### [Information given]
——————————
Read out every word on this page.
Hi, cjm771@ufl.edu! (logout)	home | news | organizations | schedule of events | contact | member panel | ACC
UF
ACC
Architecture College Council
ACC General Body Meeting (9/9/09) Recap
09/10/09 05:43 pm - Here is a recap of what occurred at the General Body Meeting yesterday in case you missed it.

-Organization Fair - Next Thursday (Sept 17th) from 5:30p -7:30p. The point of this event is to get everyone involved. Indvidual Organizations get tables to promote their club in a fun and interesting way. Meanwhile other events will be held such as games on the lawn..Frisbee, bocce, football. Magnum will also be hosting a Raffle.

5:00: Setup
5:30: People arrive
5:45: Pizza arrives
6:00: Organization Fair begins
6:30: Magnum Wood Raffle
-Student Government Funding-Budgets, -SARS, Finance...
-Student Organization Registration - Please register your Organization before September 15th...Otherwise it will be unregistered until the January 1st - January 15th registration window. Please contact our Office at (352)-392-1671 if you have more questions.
——————————
### [Work to do]
Extract all the entries word for word.

### [Expected answer]
Read out every word on this page.
Hi, cjm771@ufl.edu! (logout)	home | news | organizations | schedule of events | contact | member panel | ACC
UF
ACC
Architecture College Council
ACC General Body Meeting (9/9/09) Recap
09/10/09 05:43 pm - Here is a recap of what occurred at the General Body Meeting yesterday in case you missed it.

-Organization Fair - Next Thursday (Sept 17th) from 5:30p -7:30p. The point of this event is to get everyone involved. Indvidual Organizations get tables to promote their club in a fun and interesting way. Meanwhile other events will be held such as games on the lawn..Frisbee, bocce, football. Magnum will also be hosting a Raffle.

5:00: Setup
5:30: People arrive
5:45: Pizza arrives
6:00: Organization Fair begins
6:30: Magnum Wood Raffle
-Student Government Funding-Budgets, -SARS, Finance...
-Student Organization Registration - Please register your Organization before September 15th...Otherwise it will be unregistered until the January 1st - January 15th registration window. Please contact our Office at (352)-392-1671 if you have more questions.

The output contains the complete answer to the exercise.